Data entries:
● ● ● ● ● ● ●
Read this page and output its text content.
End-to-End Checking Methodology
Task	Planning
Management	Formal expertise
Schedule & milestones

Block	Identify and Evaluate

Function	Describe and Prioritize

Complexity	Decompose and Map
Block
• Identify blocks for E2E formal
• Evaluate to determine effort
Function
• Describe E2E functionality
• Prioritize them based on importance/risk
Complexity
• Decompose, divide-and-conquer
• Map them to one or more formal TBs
● ● ● ● ● ● ●
> Task details
Print the complete listing again, exactly as it stands.

> Exercise solution
Read this page and output its text content.
End-to-End Checking Methodology
Task	Planning
Management	Formal expertise
Schedule & milestones

Block	Identify and Evaluate

Function	Describe and Prioritize

Complexity	Decompose and Map
Block
• Identify blocks for E2E formal
• Evaluate to determine effort
Function
• Describe E2E functionality
• Prioritize them based on importance/risk
Complexity
• Decompose, divide-and-conquer
• Map them to one or more formal TBs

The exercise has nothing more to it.